**EXERCISE INPUTS:**

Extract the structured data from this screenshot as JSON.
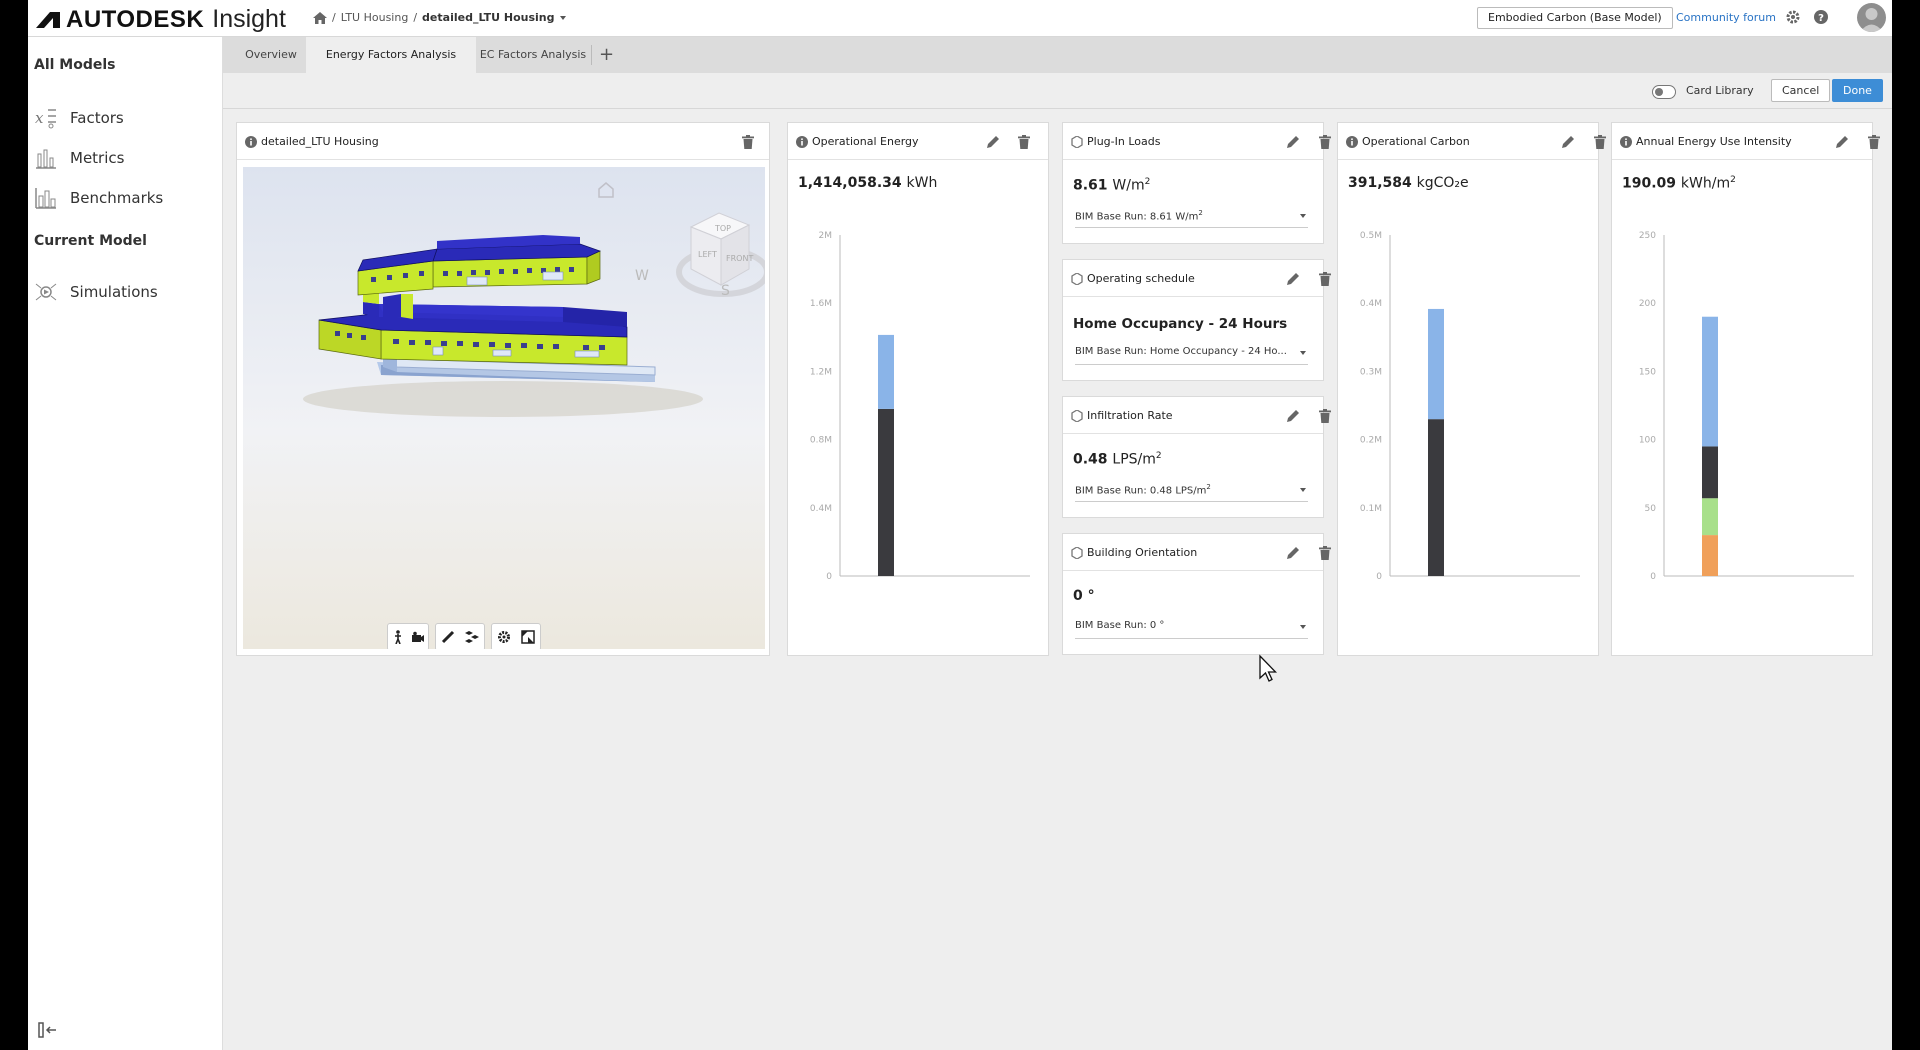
{
  "header": {
    "brand": "AUTODESK",
    "product": "Insight",
    "breadcrumb": [
      "LTU Housing",
      "detailed_LTU Housing"
    ],
    "model_selector": "Embodied Carbon (Base Model)",
    "community_link": "Community forum"
  },
  "sidebar": {
    "all_models_heading": "All Models",
    "items": [
      {
        "label": "Factors",
        "icon": "factors-icon"
      },
      {
        "label": "Metrics",
        "icon": "metrics-icon"
      },
      {
        "label": "Benchmarks",
        "icon": "benchmarks-icon"
      }
    ],
    "current_model_heading": "Current Model",
    "current_items": [
      {
        "label": "Simulations",
        "icon": "simulations-icon"
      }
    ]
  },
  "tabs": [
    {
      "label": "Overview",
      "active": false
    },
    {
      "label": "Energy Factors Analysis",
      "active": true
    },
    {
      "label": "EC Factors Analysis",
      "active": false
    }
  ],
  "toolbar": {
    "card_library_label": "Card Library",
    "card_library_enabled": false,
    "cancel_label": "Cancel",
    "done_label": "Done"
  },
  "cards": {
    "model": {
      "title": "detailed_LTU Housing"
    },
    "operational_energy": {
      "title": "Operational Energy",
      "value": "1,414,058.34",
      "unit": "kWh"
    },
    "plug_in_loads": {
      "title": "Plug-In Loads",
      "value": "8.61",
      "unit": "W/m",
      "unit_sup": "2",
      "dropdown": "BIM Base Run: 8.61 W/m",
      "dropdown_sup": "2"
    },
    "operating_schedule": {
      "title": "Operating schedule",
      "value": "Home Occupancy - 24 Hours",
      "dropdown": "BIM Base Run: Home Occupancy - 24 Ho..."
    },
    "infiltration_rate": {
      "title": "Infiltration Rate",
      "value": "0.48",
      "unit": "LPS/m",
      "unit_sup": "2",
      "dropdown": "BIM Base Run: 0.48 LPS/m",
      "dropdown_sup": "2"
    },
    "building_orientation": {
      "title": "Building Orientation",
      "value": "0 °",
      "dropdown": "BIM Base Run: 0 °"
    },
    "operational_carbon": {
      "title": "Operational Carbon",
      "value": "391,584",
      "unit": "kgCO₂e"
    },
    "annual_eui": {
      "title": "Annual Energy Use Intensity",
      "value": "190.09",
      "unit": "kWh/m",
      "unit_sup": "2"
    }
  },
  "chart_data": [
    {
      "id": "operational_energy",
      "type": "bar",
      "stacked": true,
      "ylim": [
        0,
        2000000
      ],
      "ticks": [
        "0",
        "0.4M",
        "0.8M",
        "1.2M",
        "1.6M",
        "2M"
      ],
      "tick_values": [
        0,
        400000,
        800000,
        1200000,
        1600000,
        2000000
      ],
      "series": [
        {
          "values": [
            980000
          ],
          "color": "#3a3a3e"
        },
        {
          "values": [
            434058
          ],
          "color": "#8ab4e8"
        }
      ]
    },
    {
      "id": "operational_carbon",
      "type": "bar",
      "stacked": true,
      "ylim": [
        0,
        500000
      ],
      "ticks": [
        "0",
        "0.1M",
        "0.2M",
        "0.3M",
        "0.4M",
        "0.5M"
      ],
      "tick_values": [
        0,
        100000,
        200000,
        300000,
        400000,
        500000
      ],
      "series": [
        {
          "values": [
            230000
          ],
          "color": "#3a3a3e"
        },
        {
          "values": [
            161584
          ],
          "color": "#8ab4e8"
        }
      ]
    },
    {
      "id": "annual_eui",
      "type": "bar",
      "stacked": true,
      "ylim": [
        0,
        250
      ],
      "ticks": [
        "0",
        "50",
        "100",
        "150",
        "200",
        "250"
      ],
      "tick_values": [
        0,
        50,
        100,
        150,
        200,
        250
      ],
      "series": [
        {
          "values": [
            30
          ],
          "color": "#f0a05a"
        },
        {
          "values": [
            27
          ],
          "color": "#a8e08a"
        },
        {
          "values": [
            38
          ],
          "color": "#3a3a3e"
        },
        {
          "values": [
            95.09
          ],
          "color": "#8ab4e8"
        }
      ]
    }
  ],
  "colors": {
    "accent": "#3d8dd6",
    "link": "#2a74c5",
    "building_roof": "#2a2ab8",
    "building_wall": "#c8e82c"
  }
}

**WHAT YOU HAVE TO DO:** From the listing, extract all text exactly as given and drop any picture.

**OUTPUT FOR THIS TASK:**
Extract the structured data from this screenshot as JSON.
{
  "header": {
    "brand": "AUTODESK",
    "product": "Insight",
    "breadcrumb": [
      "LTU Housing",
      "detailed_LTU Housing"
    ],
    "model_selector": "Embodied Carbon (Base Model)",
    "community_link": "Community forum"
  },
  "sidebar": {
    "all_models_heading": "All Models",
    "items": [
      {
        "label": "Factors",
        "icon": "factors-icon"
      },
      {
        "label": "Metrics",
        "icon": "metrics-icon"
      },
      {
        "label": "Benchmarks",
        "icon": "benchmarks-icon"
      }
    ],
    "current_model_heading": "Current Model",
    "current_items": [
      {
        "label": "Simulations",
        "icon": "simulations-icon"
      }
    ]
  },
  "tabs": [
    {
      "label": "Overview",
      "active": false
    },
    {
      "label": "Energy Factors Analysis",
      "active": true
    },
    {
      "label": "EC Factors Analysis",
      "active": false
    }
  ],
  "toolbar": {
    "card_library_label": "Card Library",
    "card_library_enabled": false,
    "cancel_label": "Cancel",
    "done_label": "Done"
  },
  "cards": {
    "model": {
      "title": "detailed_LTU Housing"
    },
    "operational_energy": {
      "title": "Operational Energy",
      "value": "1,414,058.34",
      "unit": "kWh"
    },
    "plug_in_loads": {
      "title": "Plug-In Loads",
      "value": "8.61",
      "unit": "W/m",
      "unit_sup": "2",
      "dropdown": "BIM Base Run: 8.61 W/m",
      "dropdown_sup": "2"
    },
    "operating_schedule": {
      "title": "Operating schedule",
      "value": "Home Occupancy - 24 Hours",
      "dropdown": "BIM Base Run: Home Occupancy - 24 Ho..."
    },
    "infiltration_rate": {
      "title": "Infiltration Rate",
      "value": "0.48",
      "unit": "LPS/m",
      "unit_sup": "2",
      "dropdown": "BIM Base Run: 0.48 LPS/m",
      "dropdown_sup": "2"
    },
    "building_orientation": {
      "title": "Building Orientation",
      "value": "0 °",
      "dropdown": "BIM Base Run: 0 °"
    },
    "operational_carbon": {
      "title": "Operational Carbon",
      "value": "391,584",
      "unit": "kgCO₂e"
    },
    "annual_eui": {
      "title": "Annual Energy Use Intensity",
      "value": "190.09",
      "unit": "kWh/m",
      "unit_sup": "2"
    }
  },
  "chart_data": [
    {
      "id": "operational_energy",
      "type": "bar",
      "stacked": true,
      "ylim": [
        0,
        2000000
      ],
      "ticks": [
        "0",
        "0.4M",
        "0.8M",
        "1.2M",
        "1.6M",
        "2M"
      ],
      "tick_values": [
        0,
        400000,
        800000,
        1200000,
        1600000,
        2000000
      ],
      "series": [
        {
          "values": [
            980000
          ],
          "color": "#3a3a3e"
        },
        {
          "values": [
            434058
          ],
          "color": "#8ab4e8"
        }
      ]
    },
    {
      "id": "operational_carbon",
      "type": "bar",
      "stacked": true,
      "ylim": [
        0,
        500000
      ],
      "ticks": [
        "0",
        "0.1M",
        "0.2M",
        "0.3M",
        "0.4M",
        "0.5M"
      ],
      "tick_values": [
        0,
        100000,
        200000,
        300000,
        400000,
        500000
      ],
      "series": [
        {
          "values": [
            230000
          ],
          "color": "#3a3a3e"
        },
        {
          "values": [
            161584
          ],
          "color": "#8ab4e8"
        }
      ]
    },
    {
      "id": "annual_eui",
      "type": "bar",
      "stacked": true,
      "ylim": [
        0,
        250
      ],
      "ticks": [
        "0",
        "50",
        "100",
        "150",
        "200",
        "250"
      ],
      "tick_values": [
        0,
        50,
        100,
        150,
        200,
        250
      ],
      "series": [
        {
          "values": [
            30
          ],
          "color": "#f0a05a"
        },
        {
          "values": [
            27
          ],
          "color": "#a8e08a"
        },
        {
          "values": [
            38
          ],
          "color": "#3a3a3e"
        },
        {
          "values": [
            95.09
          ],
          "color": "#8ab4e8"
        }
      ]
    }
  ],
  "colors": {
    "accent": "#3d8dd6",
    "link": "#2a74c5",
    "building_roof": "#2a2ab8",
    "building_wall": "#c8e82c"
  }
}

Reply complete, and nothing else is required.